◆ Stated goal ◆
Reproduce the listing word for word, from its first line through the line that contains "svg-text:<111>: <111> xyxy=(474,561,513,577)", including both of those lines.

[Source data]
Begin

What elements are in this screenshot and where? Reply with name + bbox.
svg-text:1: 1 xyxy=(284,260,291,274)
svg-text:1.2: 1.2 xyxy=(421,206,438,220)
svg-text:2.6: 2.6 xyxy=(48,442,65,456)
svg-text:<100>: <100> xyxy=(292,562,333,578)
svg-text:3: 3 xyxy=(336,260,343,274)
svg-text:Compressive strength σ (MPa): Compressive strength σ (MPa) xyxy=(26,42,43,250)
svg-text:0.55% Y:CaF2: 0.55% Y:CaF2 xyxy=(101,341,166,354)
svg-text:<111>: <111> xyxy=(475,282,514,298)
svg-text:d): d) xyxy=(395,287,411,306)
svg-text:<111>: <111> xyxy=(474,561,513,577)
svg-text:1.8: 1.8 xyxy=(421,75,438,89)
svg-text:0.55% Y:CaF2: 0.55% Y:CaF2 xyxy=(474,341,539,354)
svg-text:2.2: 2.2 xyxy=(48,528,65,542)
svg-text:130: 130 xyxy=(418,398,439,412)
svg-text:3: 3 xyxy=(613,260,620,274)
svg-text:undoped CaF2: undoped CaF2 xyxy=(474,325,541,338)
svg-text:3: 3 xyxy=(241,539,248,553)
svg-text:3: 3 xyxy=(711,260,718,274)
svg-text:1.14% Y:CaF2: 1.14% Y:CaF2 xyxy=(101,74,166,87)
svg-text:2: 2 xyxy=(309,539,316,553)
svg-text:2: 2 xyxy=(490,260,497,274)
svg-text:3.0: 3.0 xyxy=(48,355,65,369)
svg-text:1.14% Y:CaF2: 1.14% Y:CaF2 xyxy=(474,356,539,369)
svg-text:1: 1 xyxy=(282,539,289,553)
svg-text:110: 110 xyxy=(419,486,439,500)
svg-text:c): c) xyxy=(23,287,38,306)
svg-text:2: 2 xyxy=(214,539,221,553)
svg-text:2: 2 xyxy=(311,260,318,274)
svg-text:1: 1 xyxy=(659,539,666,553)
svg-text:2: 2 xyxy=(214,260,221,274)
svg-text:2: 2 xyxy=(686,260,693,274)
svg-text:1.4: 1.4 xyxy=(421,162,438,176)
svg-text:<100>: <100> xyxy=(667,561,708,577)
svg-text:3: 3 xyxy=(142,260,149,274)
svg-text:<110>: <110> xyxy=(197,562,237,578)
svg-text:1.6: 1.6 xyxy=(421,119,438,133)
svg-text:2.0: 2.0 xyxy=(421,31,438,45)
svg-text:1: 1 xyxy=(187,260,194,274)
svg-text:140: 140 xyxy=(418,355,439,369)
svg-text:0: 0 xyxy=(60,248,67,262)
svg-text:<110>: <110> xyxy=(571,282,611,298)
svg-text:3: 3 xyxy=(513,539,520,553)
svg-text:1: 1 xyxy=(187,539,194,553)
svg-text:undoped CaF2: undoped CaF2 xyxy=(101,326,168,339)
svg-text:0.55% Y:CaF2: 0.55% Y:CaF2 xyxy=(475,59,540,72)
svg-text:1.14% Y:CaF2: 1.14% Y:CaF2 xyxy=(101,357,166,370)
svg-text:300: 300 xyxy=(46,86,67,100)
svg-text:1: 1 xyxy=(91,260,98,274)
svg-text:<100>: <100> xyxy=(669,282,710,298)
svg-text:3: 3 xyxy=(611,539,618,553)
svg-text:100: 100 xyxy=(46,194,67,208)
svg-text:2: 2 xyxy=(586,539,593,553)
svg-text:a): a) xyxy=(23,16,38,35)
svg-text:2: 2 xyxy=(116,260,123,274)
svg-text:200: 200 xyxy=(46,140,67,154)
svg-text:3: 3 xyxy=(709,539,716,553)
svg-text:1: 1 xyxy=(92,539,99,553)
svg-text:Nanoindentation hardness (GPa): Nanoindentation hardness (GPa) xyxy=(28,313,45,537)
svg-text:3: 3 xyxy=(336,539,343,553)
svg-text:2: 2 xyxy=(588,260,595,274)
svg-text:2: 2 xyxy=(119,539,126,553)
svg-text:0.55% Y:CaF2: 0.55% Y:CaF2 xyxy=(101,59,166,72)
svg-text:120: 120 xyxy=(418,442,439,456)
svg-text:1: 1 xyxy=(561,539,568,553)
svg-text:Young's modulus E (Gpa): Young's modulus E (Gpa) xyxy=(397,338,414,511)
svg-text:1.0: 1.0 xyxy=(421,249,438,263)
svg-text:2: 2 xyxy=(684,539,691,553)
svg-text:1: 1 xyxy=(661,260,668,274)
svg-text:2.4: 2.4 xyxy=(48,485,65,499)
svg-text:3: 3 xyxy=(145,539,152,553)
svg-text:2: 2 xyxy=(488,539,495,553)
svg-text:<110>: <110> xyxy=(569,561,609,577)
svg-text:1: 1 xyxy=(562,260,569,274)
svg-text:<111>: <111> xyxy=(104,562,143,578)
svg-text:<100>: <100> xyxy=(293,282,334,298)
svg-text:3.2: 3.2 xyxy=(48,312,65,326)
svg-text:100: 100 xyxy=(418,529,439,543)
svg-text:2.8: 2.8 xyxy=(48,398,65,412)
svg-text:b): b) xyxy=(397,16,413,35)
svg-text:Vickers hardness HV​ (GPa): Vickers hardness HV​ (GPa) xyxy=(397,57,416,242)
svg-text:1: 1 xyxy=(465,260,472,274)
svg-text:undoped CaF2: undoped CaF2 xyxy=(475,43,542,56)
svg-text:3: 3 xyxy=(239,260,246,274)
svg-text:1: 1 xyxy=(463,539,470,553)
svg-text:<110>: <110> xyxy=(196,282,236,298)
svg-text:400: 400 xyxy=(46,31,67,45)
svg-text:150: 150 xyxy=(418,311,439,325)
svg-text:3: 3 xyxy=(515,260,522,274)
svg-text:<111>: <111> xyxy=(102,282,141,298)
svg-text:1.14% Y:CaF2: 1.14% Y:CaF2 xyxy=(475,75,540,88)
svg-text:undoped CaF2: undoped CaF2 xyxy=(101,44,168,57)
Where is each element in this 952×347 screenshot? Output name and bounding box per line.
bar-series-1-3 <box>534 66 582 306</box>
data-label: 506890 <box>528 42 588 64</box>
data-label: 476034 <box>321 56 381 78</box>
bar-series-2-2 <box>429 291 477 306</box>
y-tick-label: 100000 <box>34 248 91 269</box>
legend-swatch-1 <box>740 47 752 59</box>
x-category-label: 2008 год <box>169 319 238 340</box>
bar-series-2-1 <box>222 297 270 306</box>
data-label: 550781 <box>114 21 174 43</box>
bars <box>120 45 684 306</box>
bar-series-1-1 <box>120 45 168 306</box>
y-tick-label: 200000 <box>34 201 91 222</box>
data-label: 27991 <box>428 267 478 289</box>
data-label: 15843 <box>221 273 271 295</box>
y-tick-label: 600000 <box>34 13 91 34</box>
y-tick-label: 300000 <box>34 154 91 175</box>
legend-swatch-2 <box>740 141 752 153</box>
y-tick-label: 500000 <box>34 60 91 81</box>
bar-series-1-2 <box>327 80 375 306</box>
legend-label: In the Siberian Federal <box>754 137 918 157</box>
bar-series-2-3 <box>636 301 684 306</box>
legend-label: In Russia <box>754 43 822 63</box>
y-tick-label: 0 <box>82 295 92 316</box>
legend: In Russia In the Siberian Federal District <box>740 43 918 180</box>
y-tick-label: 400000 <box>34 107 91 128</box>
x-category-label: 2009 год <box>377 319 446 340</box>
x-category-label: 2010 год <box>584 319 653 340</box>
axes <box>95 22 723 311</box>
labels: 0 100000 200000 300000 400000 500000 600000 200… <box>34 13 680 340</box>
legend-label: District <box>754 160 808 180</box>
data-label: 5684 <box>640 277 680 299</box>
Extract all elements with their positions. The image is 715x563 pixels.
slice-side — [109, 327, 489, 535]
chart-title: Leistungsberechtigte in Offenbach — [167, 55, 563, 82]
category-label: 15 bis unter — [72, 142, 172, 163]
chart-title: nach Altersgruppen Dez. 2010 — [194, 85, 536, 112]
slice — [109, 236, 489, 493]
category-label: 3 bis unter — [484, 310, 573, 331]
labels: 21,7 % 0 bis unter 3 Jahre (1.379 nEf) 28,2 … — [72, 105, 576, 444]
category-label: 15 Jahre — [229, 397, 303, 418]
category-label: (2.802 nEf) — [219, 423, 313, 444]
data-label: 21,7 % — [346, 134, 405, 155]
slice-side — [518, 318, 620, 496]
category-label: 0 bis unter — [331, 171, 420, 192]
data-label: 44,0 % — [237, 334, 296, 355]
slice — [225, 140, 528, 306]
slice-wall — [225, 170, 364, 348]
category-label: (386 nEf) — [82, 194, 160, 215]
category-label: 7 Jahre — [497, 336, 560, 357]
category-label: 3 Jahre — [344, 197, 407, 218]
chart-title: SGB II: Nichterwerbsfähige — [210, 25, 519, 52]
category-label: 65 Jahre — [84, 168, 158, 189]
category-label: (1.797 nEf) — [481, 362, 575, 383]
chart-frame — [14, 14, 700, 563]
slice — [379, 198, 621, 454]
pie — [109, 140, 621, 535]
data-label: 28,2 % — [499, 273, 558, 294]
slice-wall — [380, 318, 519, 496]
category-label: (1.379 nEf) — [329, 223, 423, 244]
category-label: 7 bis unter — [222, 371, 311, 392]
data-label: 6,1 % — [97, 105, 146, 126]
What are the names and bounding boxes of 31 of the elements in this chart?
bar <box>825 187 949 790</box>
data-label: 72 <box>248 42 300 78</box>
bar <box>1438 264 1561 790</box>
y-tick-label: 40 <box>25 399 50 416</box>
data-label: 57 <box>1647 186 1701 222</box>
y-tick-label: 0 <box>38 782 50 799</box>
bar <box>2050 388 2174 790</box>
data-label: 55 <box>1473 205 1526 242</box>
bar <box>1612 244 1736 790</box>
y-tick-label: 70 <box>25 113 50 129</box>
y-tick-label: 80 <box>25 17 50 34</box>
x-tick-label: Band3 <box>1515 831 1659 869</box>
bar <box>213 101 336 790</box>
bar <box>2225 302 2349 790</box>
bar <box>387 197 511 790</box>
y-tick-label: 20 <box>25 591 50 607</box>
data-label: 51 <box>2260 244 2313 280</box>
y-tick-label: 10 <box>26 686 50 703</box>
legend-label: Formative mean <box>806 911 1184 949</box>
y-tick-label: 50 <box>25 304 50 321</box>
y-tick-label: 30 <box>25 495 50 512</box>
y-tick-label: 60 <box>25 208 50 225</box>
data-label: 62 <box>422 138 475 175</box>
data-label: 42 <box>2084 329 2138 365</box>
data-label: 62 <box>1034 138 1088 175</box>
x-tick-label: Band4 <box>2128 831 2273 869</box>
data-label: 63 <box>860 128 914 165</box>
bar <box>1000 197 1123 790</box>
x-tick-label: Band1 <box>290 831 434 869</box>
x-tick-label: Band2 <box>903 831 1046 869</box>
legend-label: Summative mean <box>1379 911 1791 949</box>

End

◆ Solution below ◆
What elements are in this screenshot and where? Reply with name + bbox.
svg-text:1: 1 xyxy=(284,260,291,274)
svg-text:1.2: 1.2 xyxy=(421,206,438,220)
svg-text:2.6: 2.6 xyxy=(48,442,65,456)
svg-text:<100>: <100> xyxy=(292,562,333,578)
svg-text:3: 3 xyxy=(336,260,343,274)
svg-text:Compressive strength σ (MPa): Compressive strength σ (MPa) xyxy=(26,42,43,250)
svg-text:0.55% Y:CaF2: 0.55% Y:CaF2 xyxy=(101,341,166,354)
svg-text:<111>: <111> xyxy=(475,282,514,298)
svg-text:d): d) xyxy=(395,287,411,306)
svg-text:<111>: <111> xyxy=(474,561,513,577)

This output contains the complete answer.